>> BEGIN Data shown
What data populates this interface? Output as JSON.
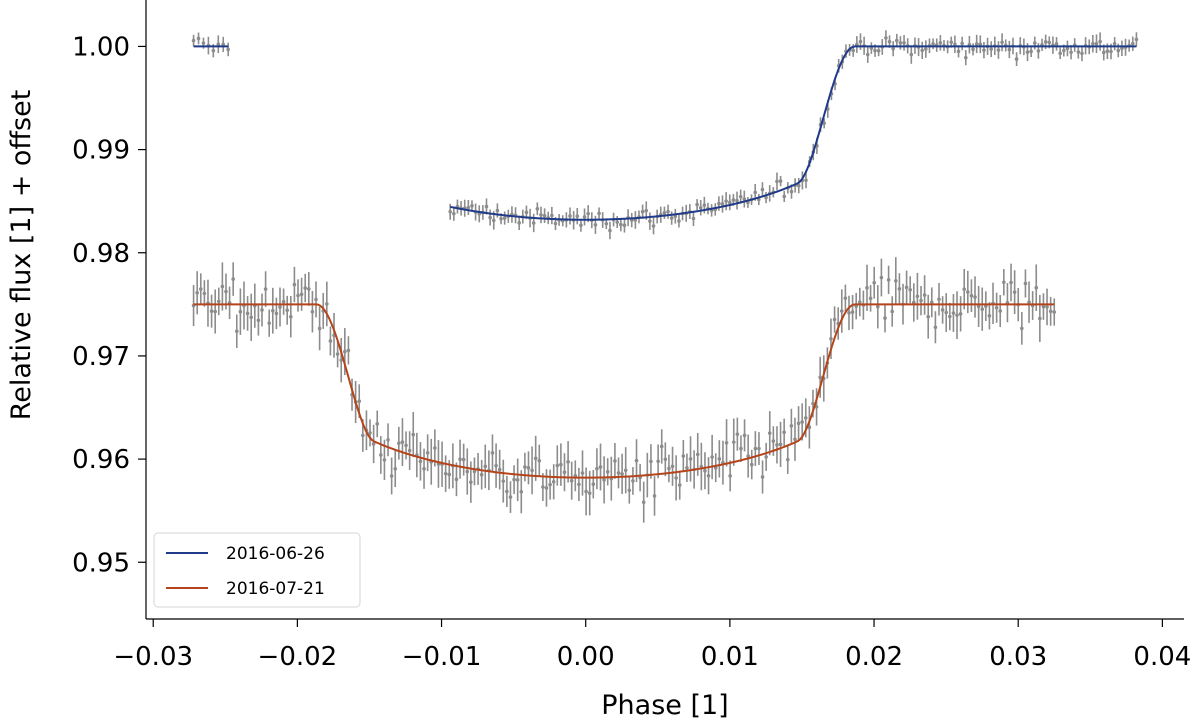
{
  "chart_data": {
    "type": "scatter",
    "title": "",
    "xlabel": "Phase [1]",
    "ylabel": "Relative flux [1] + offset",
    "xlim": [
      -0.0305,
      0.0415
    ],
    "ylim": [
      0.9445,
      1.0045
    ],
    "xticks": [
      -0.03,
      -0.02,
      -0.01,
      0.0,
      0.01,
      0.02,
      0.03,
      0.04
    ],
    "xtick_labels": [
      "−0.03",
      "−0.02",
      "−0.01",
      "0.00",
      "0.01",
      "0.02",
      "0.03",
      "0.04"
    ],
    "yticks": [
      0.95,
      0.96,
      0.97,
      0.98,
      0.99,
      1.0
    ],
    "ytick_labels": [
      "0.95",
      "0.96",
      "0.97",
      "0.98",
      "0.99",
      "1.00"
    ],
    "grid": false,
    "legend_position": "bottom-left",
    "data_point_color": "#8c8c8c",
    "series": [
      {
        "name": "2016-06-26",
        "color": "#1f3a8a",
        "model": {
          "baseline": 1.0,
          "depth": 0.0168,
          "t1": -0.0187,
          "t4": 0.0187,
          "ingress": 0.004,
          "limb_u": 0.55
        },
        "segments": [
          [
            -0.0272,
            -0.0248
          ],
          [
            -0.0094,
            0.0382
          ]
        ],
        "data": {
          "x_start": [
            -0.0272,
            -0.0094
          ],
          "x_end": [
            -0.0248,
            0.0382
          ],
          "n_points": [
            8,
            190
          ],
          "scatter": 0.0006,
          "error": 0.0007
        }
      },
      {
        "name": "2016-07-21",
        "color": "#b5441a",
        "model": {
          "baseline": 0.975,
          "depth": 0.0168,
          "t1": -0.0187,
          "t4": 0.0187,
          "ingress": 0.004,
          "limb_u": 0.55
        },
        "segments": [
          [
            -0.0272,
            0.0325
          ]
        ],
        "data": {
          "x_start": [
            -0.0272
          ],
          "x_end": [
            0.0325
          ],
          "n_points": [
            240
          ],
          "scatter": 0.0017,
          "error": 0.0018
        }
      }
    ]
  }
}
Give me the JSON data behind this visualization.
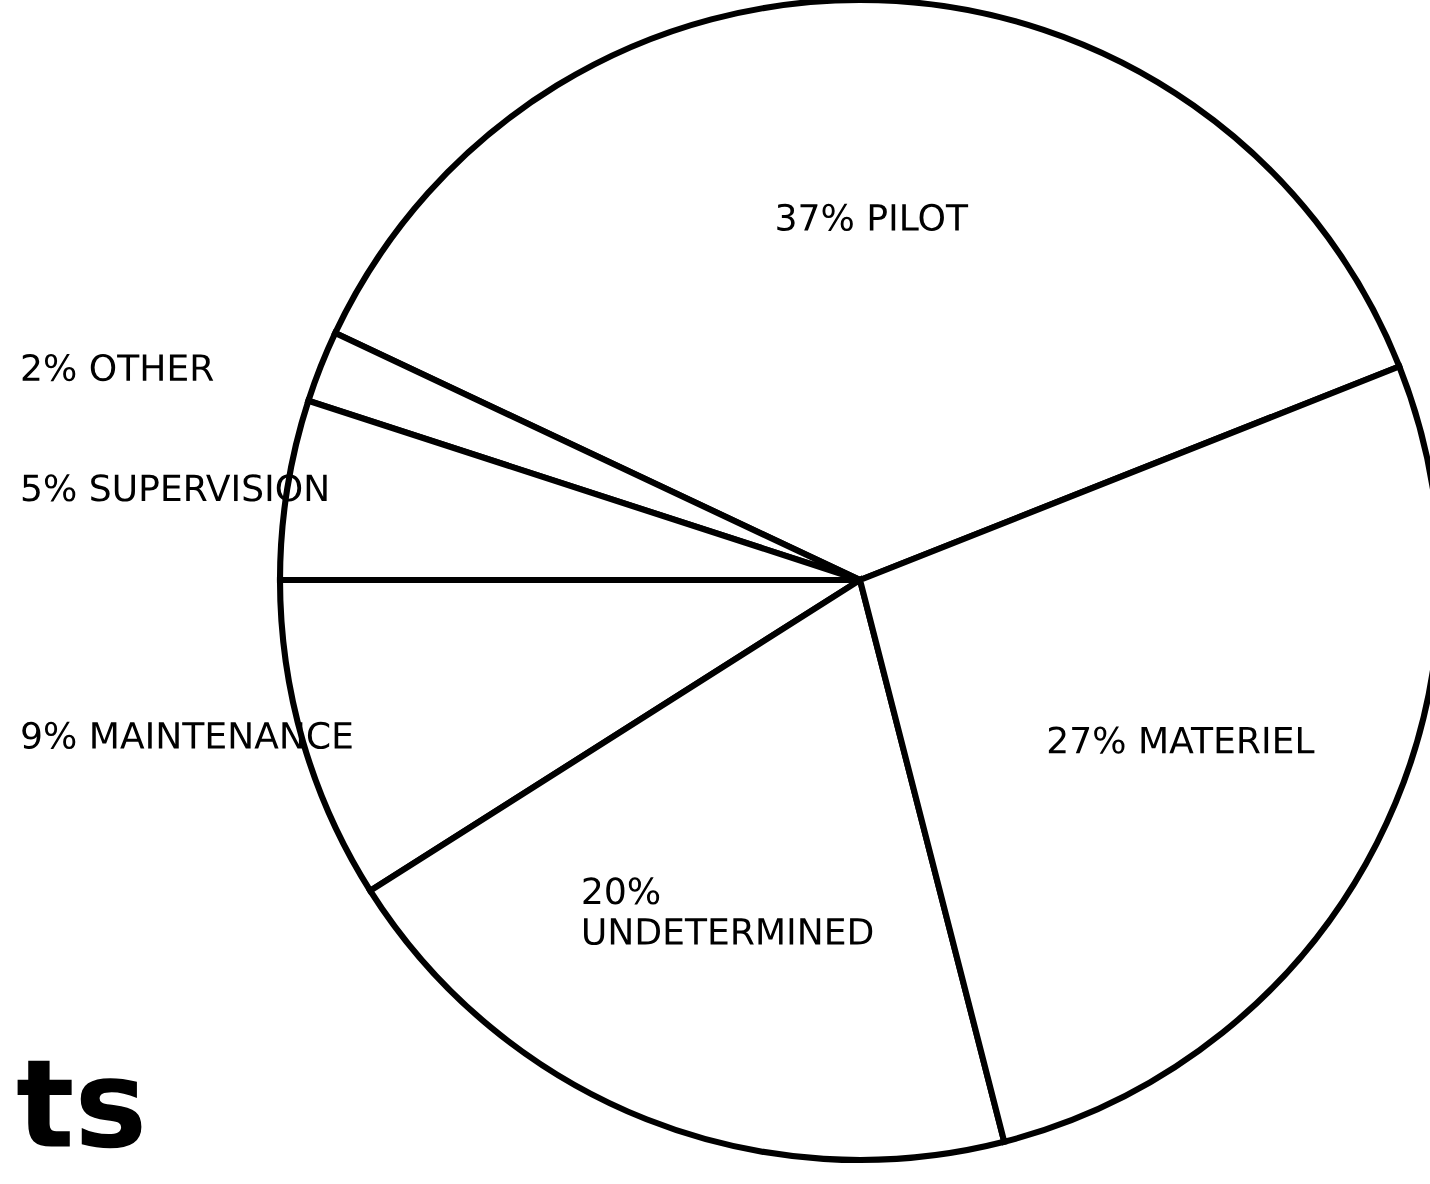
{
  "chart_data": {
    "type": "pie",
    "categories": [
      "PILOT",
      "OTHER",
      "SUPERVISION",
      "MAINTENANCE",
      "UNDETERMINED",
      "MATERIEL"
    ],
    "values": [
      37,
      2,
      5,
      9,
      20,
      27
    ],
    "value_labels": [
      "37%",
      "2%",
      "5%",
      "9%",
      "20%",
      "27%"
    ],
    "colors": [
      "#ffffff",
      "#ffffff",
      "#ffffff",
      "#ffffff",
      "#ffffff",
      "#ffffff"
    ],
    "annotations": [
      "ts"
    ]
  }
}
>> END Data shown
>> BEGIN Data shown
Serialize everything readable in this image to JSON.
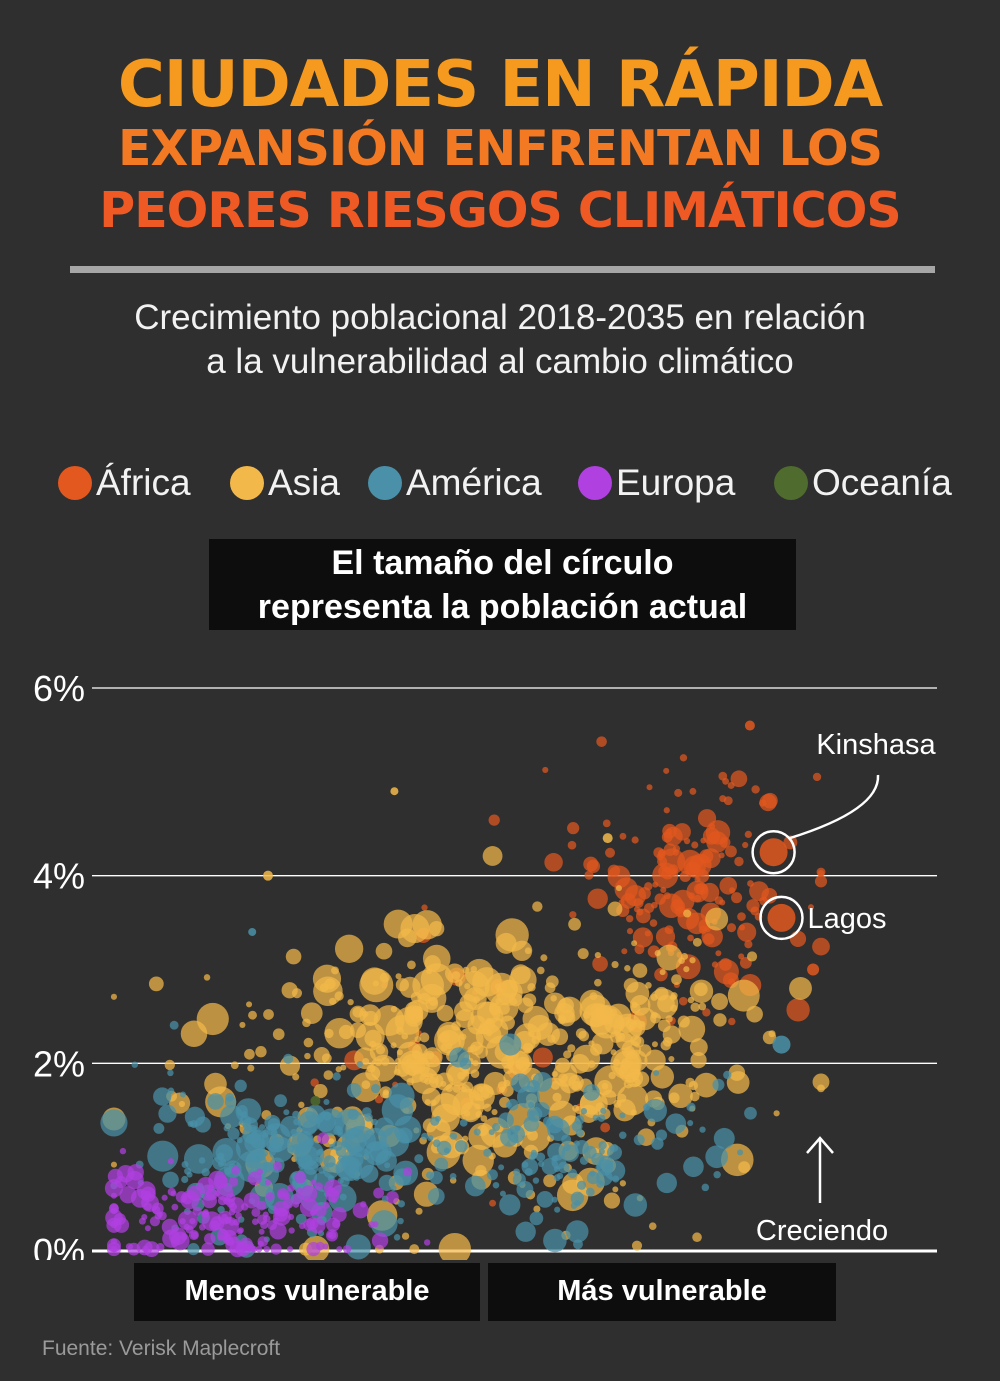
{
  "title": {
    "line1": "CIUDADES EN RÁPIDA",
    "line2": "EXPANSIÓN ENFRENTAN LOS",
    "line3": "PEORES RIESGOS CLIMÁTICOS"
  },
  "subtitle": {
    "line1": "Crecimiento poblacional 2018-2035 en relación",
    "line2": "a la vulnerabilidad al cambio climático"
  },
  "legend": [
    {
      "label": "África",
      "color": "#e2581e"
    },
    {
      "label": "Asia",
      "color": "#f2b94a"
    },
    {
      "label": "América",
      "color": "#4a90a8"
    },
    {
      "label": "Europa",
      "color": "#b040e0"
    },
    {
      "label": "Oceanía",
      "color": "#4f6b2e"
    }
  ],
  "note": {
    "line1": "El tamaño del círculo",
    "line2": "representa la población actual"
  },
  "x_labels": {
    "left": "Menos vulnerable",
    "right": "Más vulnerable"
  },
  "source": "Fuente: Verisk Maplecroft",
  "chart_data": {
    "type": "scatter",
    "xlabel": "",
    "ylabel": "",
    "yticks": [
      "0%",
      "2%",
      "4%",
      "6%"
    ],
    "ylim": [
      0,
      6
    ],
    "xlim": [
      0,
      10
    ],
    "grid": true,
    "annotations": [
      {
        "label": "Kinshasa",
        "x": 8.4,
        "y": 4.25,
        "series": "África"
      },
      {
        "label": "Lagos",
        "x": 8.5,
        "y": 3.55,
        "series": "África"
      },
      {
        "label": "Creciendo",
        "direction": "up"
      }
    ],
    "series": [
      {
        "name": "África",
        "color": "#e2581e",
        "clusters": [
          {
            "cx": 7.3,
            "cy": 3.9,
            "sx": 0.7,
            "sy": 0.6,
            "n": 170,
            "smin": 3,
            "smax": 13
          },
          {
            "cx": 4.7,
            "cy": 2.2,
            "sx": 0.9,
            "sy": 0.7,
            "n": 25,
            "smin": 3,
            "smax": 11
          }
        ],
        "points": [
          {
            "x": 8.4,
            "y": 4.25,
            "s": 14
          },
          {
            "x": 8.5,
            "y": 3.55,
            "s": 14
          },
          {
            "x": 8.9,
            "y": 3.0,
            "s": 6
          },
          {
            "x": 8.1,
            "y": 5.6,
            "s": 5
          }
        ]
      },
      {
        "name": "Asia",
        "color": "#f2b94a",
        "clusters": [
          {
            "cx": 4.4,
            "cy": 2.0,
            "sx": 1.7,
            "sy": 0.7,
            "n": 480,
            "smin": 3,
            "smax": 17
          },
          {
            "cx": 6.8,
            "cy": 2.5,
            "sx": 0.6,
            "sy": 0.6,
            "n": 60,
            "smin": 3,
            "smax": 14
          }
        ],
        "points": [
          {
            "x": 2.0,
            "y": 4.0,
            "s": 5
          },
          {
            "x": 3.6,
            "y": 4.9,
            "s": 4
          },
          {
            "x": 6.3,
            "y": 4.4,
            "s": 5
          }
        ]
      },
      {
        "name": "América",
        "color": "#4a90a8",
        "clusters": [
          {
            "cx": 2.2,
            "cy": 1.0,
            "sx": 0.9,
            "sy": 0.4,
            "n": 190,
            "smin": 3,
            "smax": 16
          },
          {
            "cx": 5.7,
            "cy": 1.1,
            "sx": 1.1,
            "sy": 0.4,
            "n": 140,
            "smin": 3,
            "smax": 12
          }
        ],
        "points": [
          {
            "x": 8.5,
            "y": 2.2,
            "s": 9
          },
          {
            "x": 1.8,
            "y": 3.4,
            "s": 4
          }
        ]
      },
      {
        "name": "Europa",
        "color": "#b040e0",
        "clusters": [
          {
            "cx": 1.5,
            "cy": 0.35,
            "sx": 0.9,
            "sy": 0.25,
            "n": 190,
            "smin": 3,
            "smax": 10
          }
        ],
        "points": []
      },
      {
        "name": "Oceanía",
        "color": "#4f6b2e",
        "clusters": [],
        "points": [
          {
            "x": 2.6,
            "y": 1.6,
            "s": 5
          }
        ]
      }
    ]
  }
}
>> END Data shown
-- Task --
Your task is to gather all lines from the entries above that hold the word "África".

-- Task response --
      "label": "África",
        "series": "África"
        "series": "África"
        "name": "África",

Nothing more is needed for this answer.